┏━━

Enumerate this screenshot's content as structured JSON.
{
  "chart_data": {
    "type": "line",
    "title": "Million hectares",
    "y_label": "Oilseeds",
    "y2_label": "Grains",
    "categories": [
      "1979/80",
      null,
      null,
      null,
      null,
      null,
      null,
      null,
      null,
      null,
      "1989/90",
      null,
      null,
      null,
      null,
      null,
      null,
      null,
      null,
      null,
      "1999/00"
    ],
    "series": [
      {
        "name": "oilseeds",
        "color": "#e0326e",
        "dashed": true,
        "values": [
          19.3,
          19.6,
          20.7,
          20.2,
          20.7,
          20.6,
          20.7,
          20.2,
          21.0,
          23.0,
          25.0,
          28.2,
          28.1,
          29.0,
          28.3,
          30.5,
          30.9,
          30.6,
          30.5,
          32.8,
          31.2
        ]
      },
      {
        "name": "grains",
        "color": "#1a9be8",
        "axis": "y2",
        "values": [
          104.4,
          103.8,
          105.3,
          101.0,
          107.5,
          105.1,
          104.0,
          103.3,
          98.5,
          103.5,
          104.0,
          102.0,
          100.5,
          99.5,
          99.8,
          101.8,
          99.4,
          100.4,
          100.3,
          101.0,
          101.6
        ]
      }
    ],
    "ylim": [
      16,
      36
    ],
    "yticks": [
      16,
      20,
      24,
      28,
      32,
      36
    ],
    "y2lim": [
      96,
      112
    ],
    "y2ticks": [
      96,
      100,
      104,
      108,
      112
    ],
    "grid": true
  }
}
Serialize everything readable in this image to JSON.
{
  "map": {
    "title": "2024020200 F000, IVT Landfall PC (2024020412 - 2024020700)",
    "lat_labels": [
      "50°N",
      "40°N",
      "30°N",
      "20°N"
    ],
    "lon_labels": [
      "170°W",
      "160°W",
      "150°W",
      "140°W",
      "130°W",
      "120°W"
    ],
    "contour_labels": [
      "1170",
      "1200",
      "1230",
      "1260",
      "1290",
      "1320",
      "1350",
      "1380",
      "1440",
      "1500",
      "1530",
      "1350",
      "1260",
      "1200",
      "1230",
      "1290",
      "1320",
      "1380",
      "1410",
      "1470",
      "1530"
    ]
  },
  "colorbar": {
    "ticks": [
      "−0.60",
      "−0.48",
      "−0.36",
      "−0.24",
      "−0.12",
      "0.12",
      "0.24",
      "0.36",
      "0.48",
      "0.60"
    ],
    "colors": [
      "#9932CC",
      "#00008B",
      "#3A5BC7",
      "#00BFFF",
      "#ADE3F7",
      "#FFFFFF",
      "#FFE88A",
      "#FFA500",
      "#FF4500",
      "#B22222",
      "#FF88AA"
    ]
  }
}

┗━━

### [Set problem]
Go through the entries and repeat each one exactly.

### [Written response]
Enumerate this screenshot's content as structured JSON.
{
  "chart_data": {
    "type": "line",
    "title": "Million hectares",
    "y_label": "Oilseeds",
    "y2_label": "Grains",
    "categories": [
      "1979/80",
      null,
      null,
      null,
      null,
      null,
      null,
      null,
      null,
      null,
      "1989/90",
      null,
      null,
      null,
      null,
      null,
      null,
      null,
      null,
      null,
      "1999/00"
    ],
    "series": [
      {
        "name": "oilseeds",
        "color": "#e0326e",
        "dashed": true,
        "values": [
          19.3,
          19.6,
          20.7,
          20.2,
          20.7,
          20.6,
          20.7,
          20.2,
          21.0,
          23.0,
          25.0,
          28.2,
          28.1,
          29.0,
          28.3,
          30.5,
          30.9,
          30.6,
          30.5,
          32.8,
          31.2
        ]
      },
      {
        "name": "grains",
        "color": "#1a9be8",
        "axis": "y2",
        "values": [
          104.4,
          103.8,
          105.3,
          101.0,
          107.5,
          105.1,
          104.0,
          103.3,
          98.5,
          103.5,
          104.0,
          102.0,
          100.5,
          99.5,
          99.8,
          101.8,
          99.4,
          100.4,
          100.3,
          101.0,
          101.6
        ]
      }
    ],
    "ylim": [
      16,
      36
    ],
    "yticks": [
      16,
      20,
      24,
      28,
      32,
      36
    ],
    "y2lim": [
      96,
      112
    ],
    "y2ticks": [
      96,
      100,
      104,
      108,
      112
    ],
    "grid": true
  }
}
Serialize everything readable in this image to JSON.
{
  "map": {
    "title": "2024020200 F000, IVT Landfall PC (2024020412 - 2024020700)",
    "lat_labels": [
      "50°N",
      "40°N",
      "30°N",
      "20°N"
    ],
    "lon_labels": [
      "170°W",
      "160°W",
      "150°W",
      "140°W",
      "130°W",
      "120°W"
    ],
    "contour_labels": [
      "1170",
      "1200",
      "1230",
      "1260",
      "1290",
      "1320",
      "1350",
      "1380",
      "1440",
      "1500",
      "1530",
      "1350",
      "1260",
      "1200",
      "1230",
      "1290",
      "1320",
      "1380",
      "1410",
      "1470",
      "1530"
    ]
  },
  "colorbar": {
    "ticks": [
      "−0.60",
      "−0.48",
      "−0.36",
      "−0.24",
      "−0.12",
      "0.12",
      "0.24",
      "0.36",
      "0.48",
      "0.60"
    ],
    "colors": [
      "#9932CC",
      "#00008B",
      "#3A5BC7",
      "#00BFFF",
      "#ADE3F7",
      "#FFFFFF",
      "#FFE88A",
      "#FFA500",
      "#FF4500",
      "#B22222",
      "#FF88AA"
    ]
  }
}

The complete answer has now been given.